--- BEGIN Extracted information ---

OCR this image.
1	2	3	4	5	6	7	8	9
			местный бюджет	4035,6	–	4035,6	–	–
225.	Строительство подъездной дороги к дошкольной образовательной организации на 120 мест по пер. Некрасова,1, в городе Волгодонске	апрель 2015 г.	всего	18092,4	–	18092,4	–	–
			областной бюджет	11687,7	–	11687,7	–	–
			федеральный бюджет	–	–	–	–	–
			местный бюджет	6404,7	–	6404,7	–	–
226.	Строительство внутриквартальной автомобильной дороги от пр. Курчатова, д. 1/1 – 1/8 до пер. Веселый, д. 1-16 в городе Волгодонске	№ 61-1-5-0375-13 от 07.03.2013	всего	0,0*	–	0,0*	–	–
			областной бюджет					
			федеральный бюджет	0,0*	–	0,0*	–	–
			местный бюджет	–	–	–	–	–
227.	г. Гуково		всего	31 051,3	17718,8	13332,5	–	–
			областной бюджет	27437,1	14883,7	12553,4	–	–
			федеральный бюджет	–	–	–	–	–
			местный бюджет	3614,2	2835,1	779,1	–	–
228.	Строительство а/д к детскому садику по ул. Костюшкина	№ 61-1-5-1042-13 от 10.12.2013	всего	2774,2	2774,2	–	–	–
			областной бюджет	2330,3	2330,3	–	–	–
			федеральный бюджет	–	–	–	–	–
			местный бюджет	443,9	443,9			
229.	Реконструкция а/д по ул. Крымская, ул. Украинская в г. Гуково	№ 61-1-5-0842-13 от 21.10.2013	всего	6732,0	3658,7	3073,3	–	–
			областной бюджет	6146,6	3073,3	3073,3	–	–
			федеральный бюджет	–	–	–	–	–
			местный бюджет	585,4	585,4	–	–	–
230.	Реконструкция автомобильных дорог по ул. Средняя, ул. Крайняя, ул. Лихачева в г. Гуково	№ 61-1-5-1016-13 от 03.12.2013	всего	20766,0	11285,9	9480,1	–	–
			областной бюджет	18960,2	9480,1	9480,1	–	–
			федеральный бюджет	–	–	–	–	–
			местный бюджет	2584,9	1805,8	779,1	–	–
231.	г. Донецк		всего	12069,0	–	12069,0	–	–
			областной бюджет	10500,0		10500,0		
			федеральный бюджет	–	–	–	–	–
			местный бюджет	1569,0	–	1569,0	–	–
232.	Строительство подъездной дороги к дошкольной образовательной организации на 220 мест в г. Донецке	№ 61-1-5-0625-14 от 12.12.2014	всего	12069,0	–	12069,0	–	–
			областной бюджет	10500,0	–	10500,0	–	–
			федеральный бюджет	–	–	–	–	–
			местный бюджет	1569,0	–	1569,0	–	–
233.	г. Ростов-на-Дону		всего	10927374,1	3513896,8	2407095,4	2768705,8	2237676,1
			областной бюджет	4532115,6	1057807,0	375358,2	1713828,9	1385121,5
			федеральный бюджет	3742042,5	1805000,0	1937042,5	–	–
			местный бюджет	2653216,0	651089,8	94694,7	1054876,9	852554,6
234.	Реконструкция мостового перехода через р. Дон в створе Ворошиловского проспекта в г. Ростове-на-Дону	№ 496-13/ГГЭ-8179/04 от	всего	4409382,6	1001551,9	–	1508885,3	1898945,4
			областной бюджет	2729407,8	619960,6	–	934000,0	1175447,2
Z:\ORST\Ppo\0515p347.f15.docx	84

--- END Extracted information ---

### Exercise task
Go through the entries and repeat each one exactly.

### Output of the exercise
OCR this image.
1	2	3	4	5	6	7	8	9
			местный бюджет	4035,6	–	4035,6	–	–
225.	Строительство подъездной дороги к дошкольной образовательной организации на 120 мест по пер. Некрасова,1, в городе Волгодонске	апрель 2015 г.	всего	18092,4	–	18092,4	–	–
			областной бюджет	11687,7	–	11687,7	–	–
			федеральный бюджет	–	–	–	–	–
			местный бюджет	6404,7	–	6404,7	–	–
226.	Строительство внутриквартальной автомобильной дороги от пр. Курчатова, д. 1/1 – 1/8 до пер. Веселый, д. 1-16 в городе Волгодонске	№ 61-1-5-0375-13 от 07.03.2013	всего	0,0*	–	0,0*	–	–
			областной бюджет					
			федеральный бюджет	0,0*	–	0,0*	–	–
			местный бюджет	–	–	–	–	–
227.	г. Гуково		всего	31 051,3	17718,8	13332,5	–	–
			областной бюджет	27437,1	14883,7	12553,4	–	–
			федеральный бюджет	–	–	–	–	–
			местный бюджет	3614,2	2835,1	779,1	–	–
228.	Строительство а/д к детскому садику по ул. Костюшкина	№ 61-1-5-1042-13 от 10.12.2013	всего	2774,2	2774,2	–	–	–
			областной бюджет	2330,3	2330,3	–	–	–
			федеральный бюджет	–	–	–	–	–
			местный бюджет	443,9	443,9			
229.	Реконструкция а/д по ул. Крымская, ул. Украинская в г. Гуково	№ 61-1-5-0842-13 от 21.10.2013	всего	6732,0	3658,7	3073,3	–	–
			областной бюджет	6146,6	3073,3	3073,3	–	–
			федеральный бюджет	–	–	–	–	–
			местный бюджет	585,4	585,4	–	–	–
230.	Реконструкция автомобильных дорог по ул. Средняя, ул. Крайняя, ул. Лихачева в г. Гуково	№ 61-1-5-1016-13 от 03.12.2013	всего	20766,0	11285,9	9480,1	–	–
			областной бюджет	18960,2	9480,1	9480,1	–	–
			федеральный бюджет	–	–	–	–	–
			местный бюджет	2584,9	1805,8	779,1	–	–
231.	г. Донецк		всего	12069,0	–	12069,0	–	–
			областной бюджет	10500,0		10500,0		
			федеральный бюджет	–	–	–	–	–
			местный бюджет	1569,0	–	1569,0	–	–
232.	Строительство подъездной дороги к дошкольной образовательной организации на 220 мест в г. Донецке	№ 61-1-5-0625-14 от 12.12.2014	всего	12069,0	–	12069,0	–	–
			областной бюджет	10500,0	–	10500,0	–	–
			федеральный бюджет	–	–	–	–	–
			местный бюджет	1569,0	–	1569,0	–	–
233.	г. Ростов-на-Дону		всего	10927374,1	3513896,8	2407095,4	2768705,8	2237676,1
			областной бюджет	4532115,6	1057807,0	375358,2	1713828,9	1385121,5
			федеральный бюджет	3742042,5	1805000,0	1937042,5	–	–
			местный бюджет	2653216,0	651089,8	94694,7	1054876,9	852554,6
234.	Реконструкция мостового перехода через р. Дон в створе Ворошиловского проспекта в г. Ростове-на-Дону	№ 496-13/ГГЭ-8179/04 от	всего	4409382,6	1001551,9	–	1508885,3	1898945,4
			областной бюджет	2729407,8	619960,6	–	934000,0	1175447,2
Z:\ORST\Ppo\0515p347.f15.docx	84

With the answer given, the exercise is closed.